• **What is being asked**: Could you output each line of the data that follows exactly?

BEGIN Task inputs

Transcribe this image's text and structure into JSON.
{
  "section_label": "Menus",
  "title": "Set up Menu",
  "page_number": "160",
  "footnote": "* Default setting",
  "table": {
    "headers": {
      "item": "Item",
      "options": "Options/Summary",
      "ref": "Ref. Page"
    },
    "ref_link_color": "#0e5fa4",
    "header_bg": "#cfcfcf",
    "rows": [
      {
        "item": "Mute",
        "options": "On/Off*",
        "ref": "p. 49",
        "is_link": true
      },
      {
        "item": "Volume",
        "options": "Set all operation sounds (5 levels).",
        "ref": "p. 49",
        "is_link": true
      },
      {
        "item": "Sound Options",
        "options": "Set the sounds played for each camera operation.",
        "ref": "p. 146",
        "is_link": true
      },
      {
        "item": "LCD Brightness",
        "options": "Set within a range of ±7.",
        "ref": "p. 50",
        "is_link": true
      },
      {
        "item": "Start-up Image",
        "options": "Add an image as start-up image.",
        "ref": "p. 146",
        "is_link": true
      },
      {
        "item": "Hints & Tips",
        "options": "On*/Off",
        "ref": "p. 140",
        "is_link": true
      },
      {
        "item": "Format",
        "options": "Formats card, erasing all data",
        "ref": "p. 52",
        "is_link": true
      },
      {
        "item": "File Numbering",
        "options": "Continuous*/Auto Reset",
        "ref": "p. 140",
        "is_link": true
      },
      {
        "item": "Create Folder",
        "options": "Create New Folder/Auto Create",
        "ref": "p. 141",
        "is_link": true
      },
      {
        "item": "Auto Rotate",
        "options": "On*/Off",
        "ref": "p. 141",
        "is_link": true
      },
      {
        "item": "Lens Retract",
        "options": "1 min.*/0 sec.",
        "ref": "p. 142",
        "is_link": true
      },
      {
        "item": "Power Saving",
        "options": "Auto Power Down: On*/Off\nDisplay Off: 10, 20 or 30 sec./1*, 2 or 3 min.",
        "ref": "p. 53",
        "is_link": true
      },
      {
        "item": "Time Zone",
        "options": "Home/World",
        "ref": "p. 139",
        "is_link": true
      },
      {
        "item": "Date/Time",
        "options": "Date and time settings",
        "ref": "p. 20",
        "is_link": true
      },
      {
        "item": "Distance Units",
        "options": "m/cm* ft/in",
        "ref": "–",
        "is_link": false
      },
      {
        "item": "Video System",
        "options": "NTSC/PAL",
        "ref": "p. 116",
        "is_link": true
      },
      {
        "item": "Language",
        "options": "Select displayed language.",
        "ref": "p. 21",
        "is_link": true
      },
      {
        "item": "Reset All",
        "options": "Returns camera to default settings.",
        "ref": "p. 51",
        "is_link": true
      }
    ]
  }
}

END Task inputs

• **Response for this exercise**:
Transcribe this image's text and structure into JSON.
{
  "section_label": "Menus",
  "title": "Set up Menu",
  "page_number": "160",
  "footnote": "* Default setting",
  "table": {
    "headers": {
      "item": "Item",
      "options": "Options/Summary",
      "ref": "Ref. Page"
    },
    "ref_link_color": "#0e5fa4",
    "header_bg": "#cfcfcf",
    "rows": [
      {
        "item": "Mute",
        "options": "On/Off*",
        "ref": "p. 49",
        "is_link": true
      },
      {
        "item": "Volume",
        "options": "Set all operation sounds (5 levels).",
        "ref": "p. 49",
        "is_link": true
      },
      {
        "item": "Sound Options",
        "options": "Set the sounds played for each camera operation.",
        "ref": "p. 146",
        "is_link": true
      },
      {
        "item": "LCD Brightness",
        "options": "Set within a range of ±7.",
        "ref": "p. 50",
        "is_link": true
      },
      {
        "item": "Start-up Image",
        "options": "Add an image as start-up image.",
        "ref": "p. 146",
        "is_link": true
      },
      {
        "item": "Hints & Tips",
        "options": "On*/Off",
        "ref": "p. 140",
        "is_link": true
      },
      {
        "item": "Format",
        "options": "Formats card, erasing all data",
        "ref": "p. 52",
        "is_link": true
      },
      {
        "item": "File Numbering",
        "options": "Continuous*/Auto Reset",
        "ref": "p. 140",
        "is_link": true
      },
      {
        "item": "Create Folder",
        "options": "Create New Folder/Auto Create",
        "ref": "p. 141",
        "is_link": true
      },
      {
        "item": "Auto Rotate",
        "options": "On*/Off",
        "ref": "p. 141",
        "is_link": true
      },
      {
        "item": "Lens Retract",
        "options": "1 min.*/0 sec.",
        "ref": "p. 142",
        "is_link": true
      },
      {
        "item": "Power Saving",
        "options": "Auto Power Down: On*/Off\nDisplay Off: 10, 20 or 30 sec./1*, 2 or 3 min.",
        "ref": "p. 53",
        "is_link": true
      },
      {
        "item": "Time Zone",
        "options": "Home/World",
        "ref": "p. 139",
        "is_link": true
      },
      {
        "item": "Date/Time",
        "options": "Date and time settings",
        "ref": "p. 20",
        "is_link": true
      },
      {
        "item": "Distance Units",
        "options": "m/cm* ft/in",
        "ref": "–",
        "is_link": false
      },
      {
        "item": "Video System",
        "options": "NTSC/PAL",
        "ref": "p. 116",
        "is_link": true
      },
      {
        "item": "Language",
        "options": "Select displayed language.",
        "ref": "p. 21",
        "is_link": true
      },
      {
        "item": "Reset All",
        "options": "Returns camera to default settings.",
        "ref": "p. 51",
        "is_link": true
      }
    ]
  }
}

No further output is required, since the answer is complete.